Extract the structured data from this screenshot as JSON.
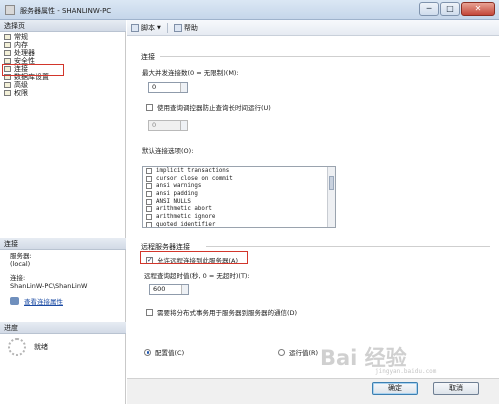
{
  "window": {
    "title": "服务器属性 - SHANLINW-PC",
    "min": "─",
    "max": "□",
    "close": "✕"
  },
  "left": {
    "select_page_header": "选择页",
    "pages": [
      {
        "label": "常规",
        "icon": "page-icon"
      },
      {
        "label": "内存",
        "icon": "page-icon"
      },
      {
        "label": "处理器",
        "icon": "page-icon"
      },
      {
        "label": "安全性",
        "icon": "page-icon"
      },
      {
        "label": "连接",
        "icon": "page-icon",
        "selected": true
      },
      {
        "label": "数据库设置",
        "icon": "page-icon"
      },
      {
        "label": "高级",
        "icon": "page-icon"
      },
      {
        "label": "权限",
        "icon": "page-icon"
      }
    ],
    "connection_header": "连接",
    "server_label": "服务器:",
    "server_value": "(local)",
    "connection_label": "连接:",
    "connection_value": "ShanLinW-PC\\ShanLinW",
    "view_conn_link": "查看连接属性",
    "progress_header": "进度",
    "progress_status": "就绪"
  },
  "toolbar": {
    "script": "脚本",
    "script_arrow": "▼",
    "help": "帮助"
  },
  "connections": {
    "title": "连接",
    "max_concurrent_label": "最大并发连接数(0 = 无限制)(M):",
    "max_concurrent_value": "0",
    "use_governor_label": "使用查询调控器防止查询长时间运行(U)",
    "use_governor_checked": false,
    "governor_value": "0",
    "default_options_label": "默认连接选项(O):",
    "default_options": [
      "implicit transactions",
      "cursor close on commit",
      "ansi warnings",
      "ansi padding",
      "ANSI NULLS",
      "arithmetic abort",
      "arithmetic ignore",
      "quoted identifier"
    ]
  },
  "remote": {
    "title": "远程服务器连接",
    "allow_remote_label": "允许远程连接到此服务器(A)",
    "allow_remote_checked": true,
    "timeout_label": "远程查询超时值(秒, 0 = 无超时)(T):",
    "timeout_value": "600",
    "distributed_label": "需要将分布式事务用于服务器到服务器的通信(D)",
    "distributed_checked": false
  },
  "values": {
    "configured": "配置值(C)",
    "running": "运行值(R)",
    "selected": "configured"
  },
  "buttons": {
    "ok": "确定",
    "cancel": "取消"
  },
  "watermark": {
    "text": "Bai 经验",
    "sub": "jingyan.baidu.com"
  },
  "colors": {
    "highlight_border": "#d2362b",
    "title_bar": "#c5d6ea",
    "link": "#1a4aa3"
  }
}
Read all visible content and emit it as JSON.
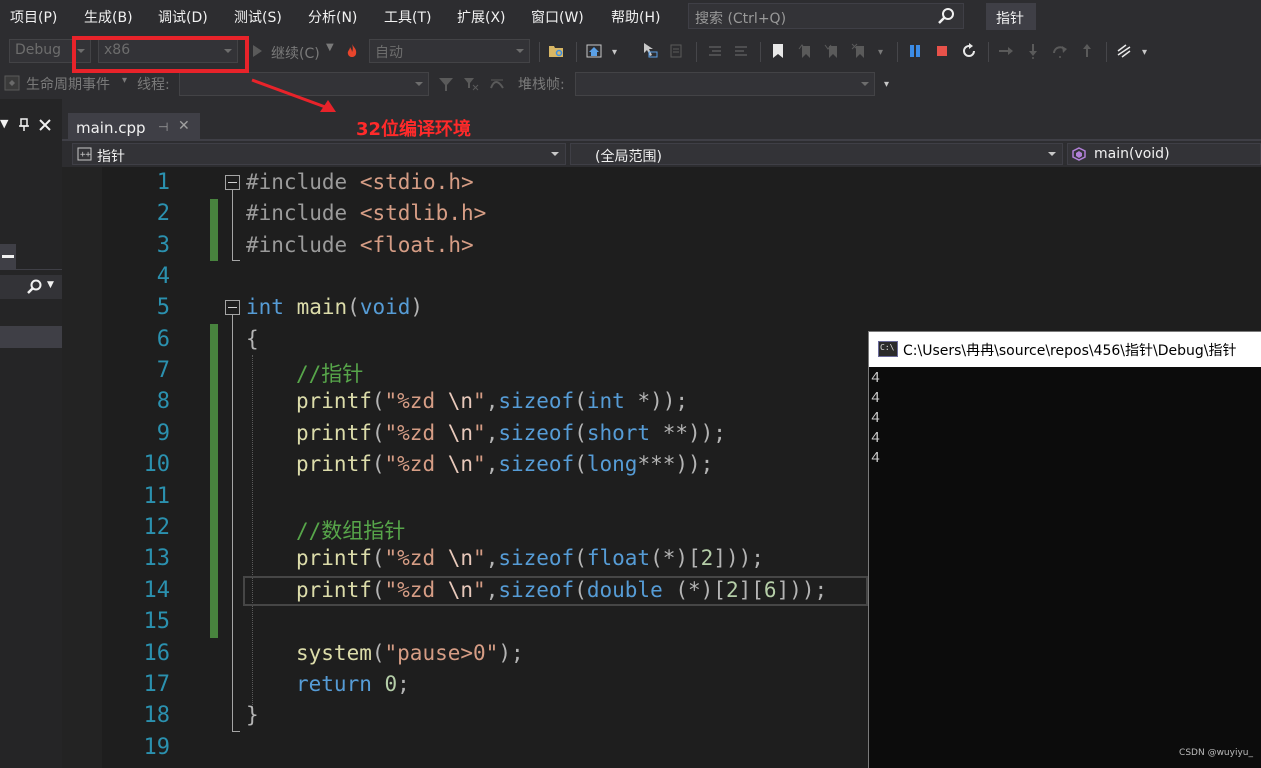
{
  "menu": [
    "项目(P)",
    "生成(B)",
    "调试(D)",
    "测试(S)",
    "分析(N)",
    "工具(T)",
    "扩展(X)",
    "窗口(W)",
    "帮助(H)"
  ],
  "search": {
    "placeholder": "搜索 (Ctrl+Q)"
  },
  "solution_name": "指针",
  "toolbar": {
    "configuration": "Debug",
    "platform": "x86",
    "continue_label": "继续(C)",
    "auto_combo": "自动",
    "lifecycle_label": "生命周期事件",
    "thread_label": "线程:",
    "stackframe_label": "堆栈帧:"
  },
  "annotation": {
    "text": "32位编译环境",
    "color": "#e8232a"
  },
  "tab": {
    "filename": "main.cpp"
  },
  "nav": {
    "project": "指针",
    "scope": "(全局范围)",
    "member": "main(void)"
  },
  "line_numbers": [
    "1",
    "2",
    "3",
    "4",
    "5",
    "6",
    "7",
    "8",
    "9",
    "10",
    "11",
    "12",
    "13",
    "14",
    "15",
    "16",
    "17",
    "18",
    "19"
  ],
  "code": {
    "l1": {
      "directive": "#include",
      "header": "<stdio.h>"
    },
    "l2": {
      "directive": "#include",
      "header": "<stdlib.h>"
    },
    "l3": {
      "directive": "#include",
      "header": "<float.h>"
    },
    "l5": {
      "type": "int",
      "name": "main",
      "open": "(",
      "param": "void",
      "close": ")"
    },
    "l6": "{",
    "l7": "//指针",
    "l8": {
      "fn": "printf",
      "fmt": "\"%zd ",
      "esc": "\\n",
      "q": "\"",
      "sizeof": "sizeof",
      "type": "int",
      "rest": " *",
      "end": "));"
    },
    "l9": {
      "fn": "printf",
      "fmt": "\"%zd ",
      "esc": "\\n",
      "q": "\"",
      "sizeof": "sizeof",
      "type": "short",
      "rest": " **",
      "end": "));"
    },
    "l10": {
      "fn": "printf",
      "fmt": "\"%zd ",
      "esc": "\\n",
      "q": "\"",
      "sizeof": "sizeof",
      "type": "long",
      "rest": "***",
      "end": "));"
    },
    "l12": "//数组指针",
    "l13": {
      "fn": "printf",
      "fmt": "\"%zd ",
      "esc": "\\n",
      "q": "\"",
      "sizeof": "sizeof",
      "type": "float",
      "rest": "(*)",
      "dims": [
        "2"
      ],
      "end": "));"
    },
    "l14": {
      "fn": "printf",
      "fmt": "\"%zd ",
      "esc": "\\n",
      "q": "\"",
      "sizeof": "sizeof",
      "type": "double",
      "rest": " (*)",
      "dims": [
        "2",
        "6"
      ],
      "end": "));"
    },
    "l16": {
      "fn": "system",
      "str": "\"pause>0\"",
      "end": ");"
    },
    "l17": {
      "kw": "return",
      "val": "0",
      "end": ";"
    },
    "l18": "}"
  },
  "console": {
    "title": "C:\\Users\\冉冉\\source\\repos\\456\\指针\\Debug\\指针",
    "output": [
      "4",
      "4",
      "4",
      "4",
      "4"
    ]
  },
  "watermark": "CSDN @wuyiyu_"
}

######

Exercise aim → Copy out every line where the word "Debug" occurs.

The answer →
    "configuration": "Debug",
    "title": "C:\\Users\\冉冉\\source\\repos\\456\\指针\\Debug\\指针",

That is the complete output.